- _ENTRIES SHOWN_
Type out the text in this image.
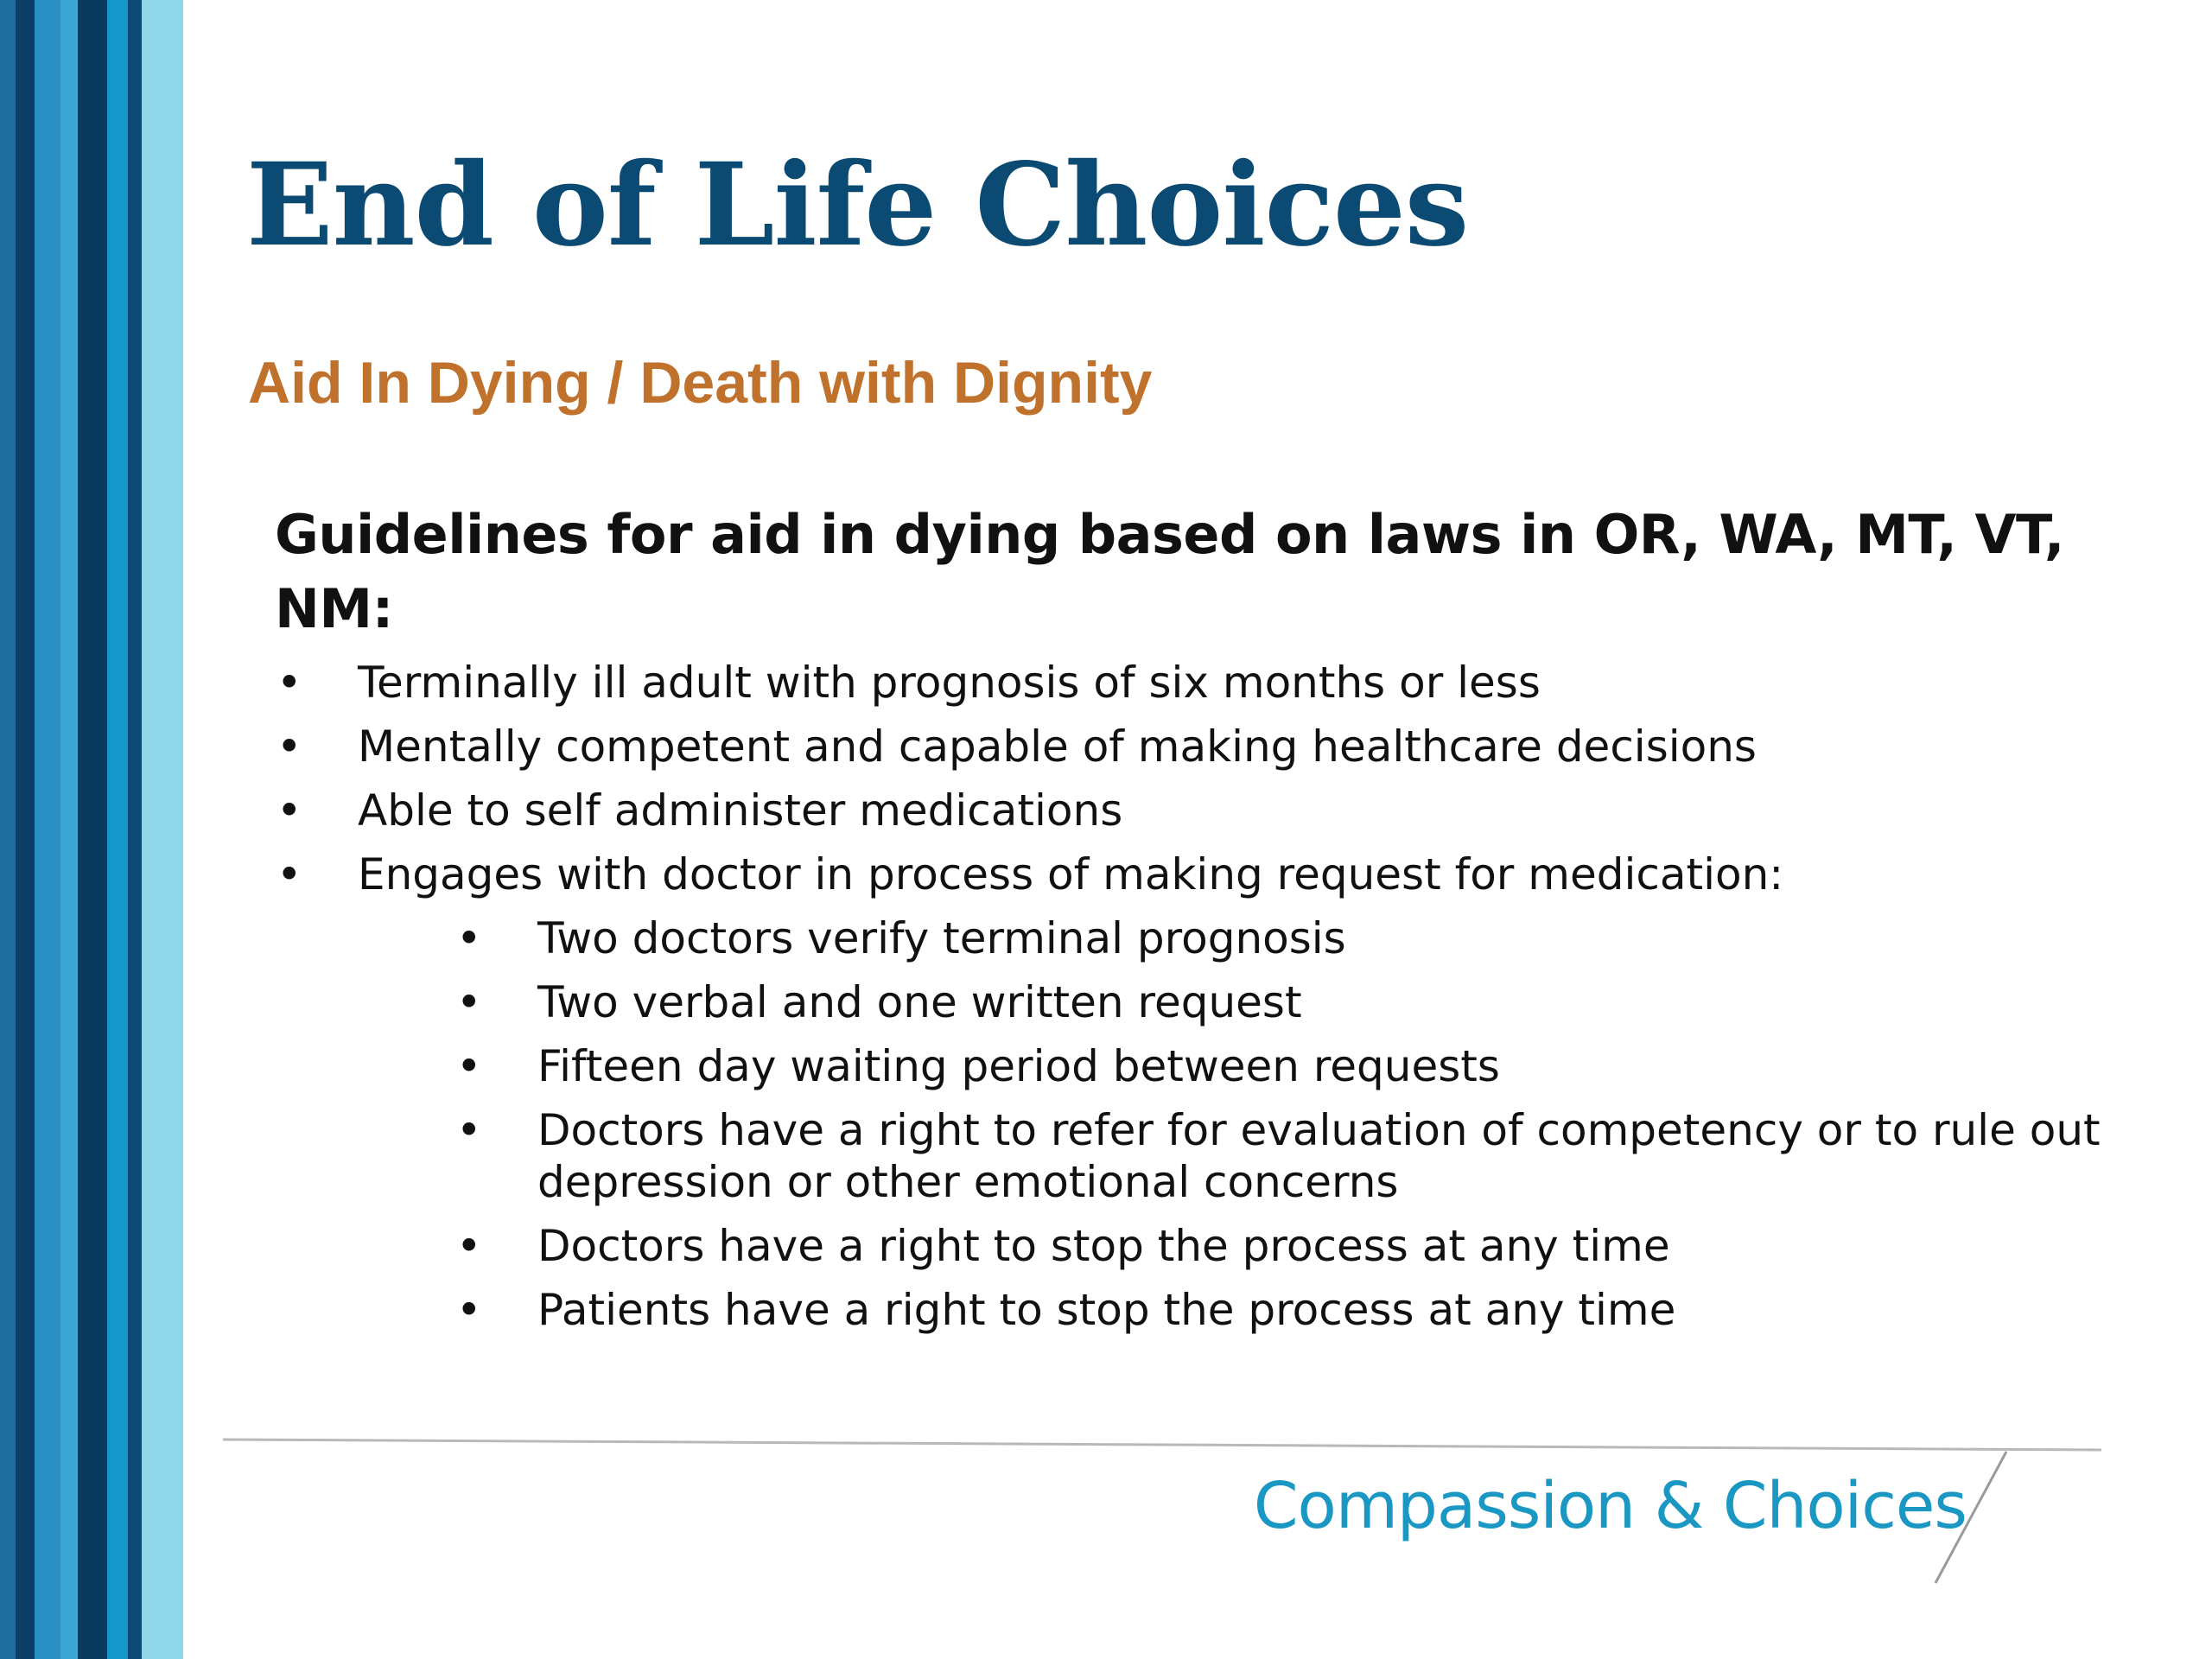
End of Life Choices
Aid In Dying / Death with Dignity

Guidelines for aid in dying based on laws in OR, WA, MT, VT, NM:

• Terminally ill adult with prognosis of six months or less
• Mentally competent and capable of making healthcare decisions
• Able to self administer medications
• Engages with doctor in process of making request for medication:
• Two doctors verify terminal prognosis
• Two verbal and one written request
• Fifteen day waiting period between requests
• Doctors have a right to refer for evaluation of competency or to rule out depression or other emotional concerns
• Doctors have a right to stop the process at any time
• Patients have a right to stop the process at any time

Compassion & Choices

- _ABOUT THIS TASK_
Omit the pictures and set down the records exactly.

- _TASK OUTPUT_
Type out the text in this image.
End of Life Choices
Aid In Dying / Death with Dignity

Guidelines for aid in dying based on laws in OR, WA, MT, VT, NM:

• Terminally ill adult with prognosis of six months or less
• Mentally competent and capable of making healthcare decisions
• Able to self administer medications
• Engages with doctor in process of making request for medication:
• Two doctors verify terminal prognosis
• Two verbal and one written request
• Fifteen day waiting period between requests
• Doctors have a right to refer for evaluation of competency or to rule out depression or other emotional concerns
• Doctors have a right to stop the process at any time
• Patients have a right to stop the process at any time

Compassion & Choices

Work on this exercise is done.